- Goal of the exercise -
Using the material below, work out how many lines contain the word "this". Reply with the number and nothing more.

:::

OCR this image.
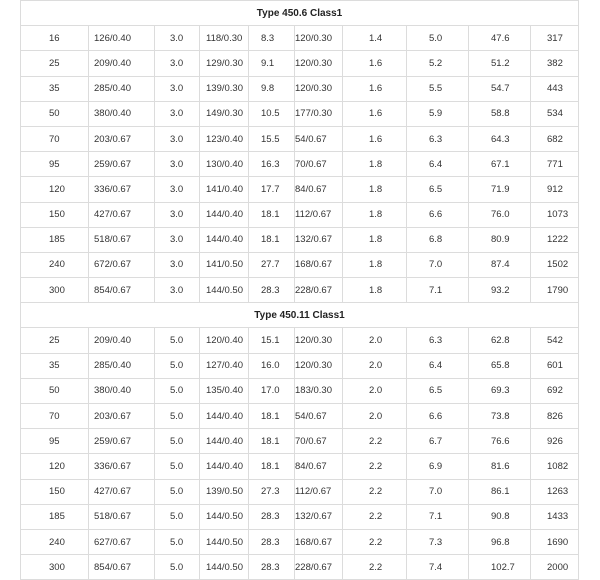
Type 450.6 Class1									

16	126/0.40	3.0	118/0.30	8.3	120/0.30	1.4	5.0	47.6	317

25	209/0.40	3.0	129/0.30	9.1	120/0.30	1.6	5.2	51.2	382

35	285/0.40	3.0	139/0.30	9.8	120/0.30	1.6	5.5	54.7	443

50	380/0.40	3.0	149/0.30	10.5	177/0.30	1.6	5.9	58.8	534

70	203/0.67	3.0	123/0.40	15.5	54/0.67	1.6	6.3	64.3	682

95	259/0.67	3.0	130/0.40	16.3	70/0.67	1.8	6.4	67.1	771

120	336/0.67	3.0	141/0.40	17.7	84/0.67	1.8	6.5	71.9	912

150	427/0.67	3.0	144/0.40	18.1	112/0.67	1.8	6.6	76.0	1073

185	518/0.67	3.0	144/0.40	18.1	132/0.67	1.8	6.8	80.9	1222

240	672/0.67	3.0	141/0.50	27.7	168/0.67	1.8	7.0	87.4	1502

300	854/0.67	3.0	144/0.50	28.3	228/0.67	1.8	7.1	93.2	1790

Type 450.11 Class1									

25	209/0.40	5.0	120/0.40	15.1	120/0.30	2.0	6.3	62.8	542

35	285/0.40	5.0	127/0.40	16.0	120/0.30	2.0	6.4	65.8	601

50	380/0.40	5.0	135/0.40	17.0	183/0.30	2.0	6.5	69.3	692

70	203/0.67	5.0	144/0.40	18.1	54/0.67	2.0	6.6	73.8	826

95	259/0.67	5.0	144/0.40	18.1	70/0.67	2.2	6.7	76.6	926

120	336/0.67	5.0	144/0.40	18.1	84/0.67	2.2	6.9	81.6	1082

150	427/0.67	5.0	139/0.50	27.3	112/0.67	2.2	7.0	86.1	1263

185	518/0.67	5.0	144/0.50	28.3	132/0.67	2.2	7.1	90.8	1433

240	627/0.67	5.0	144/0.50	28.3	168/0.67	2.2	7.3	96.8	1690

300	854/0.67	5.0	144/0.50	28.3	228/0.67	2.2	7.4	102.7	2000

:::

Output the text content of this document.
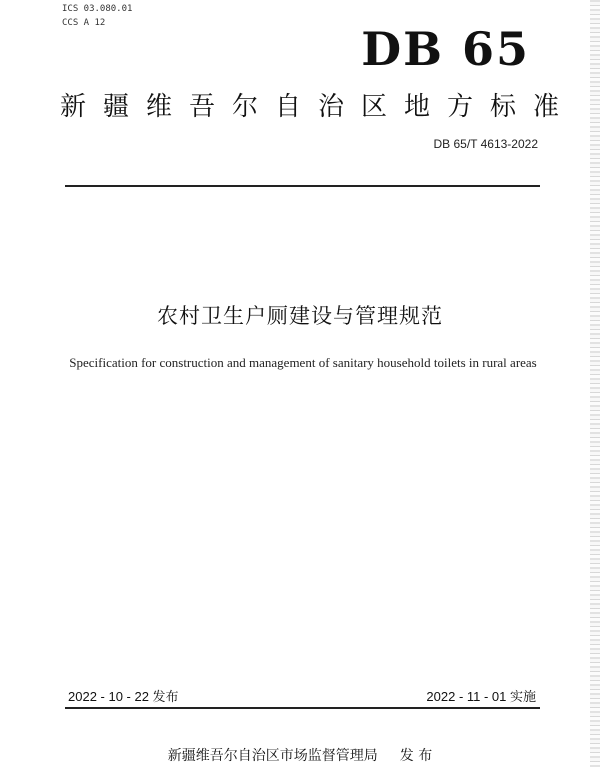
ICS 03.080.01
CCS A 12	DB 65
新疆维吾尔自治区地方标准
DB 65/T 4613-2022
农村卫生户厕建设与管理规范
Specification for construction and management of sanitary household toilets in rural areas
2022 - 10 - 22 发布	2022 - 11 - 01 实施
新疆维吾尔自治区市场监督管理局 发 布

:::

- Exercise result -
2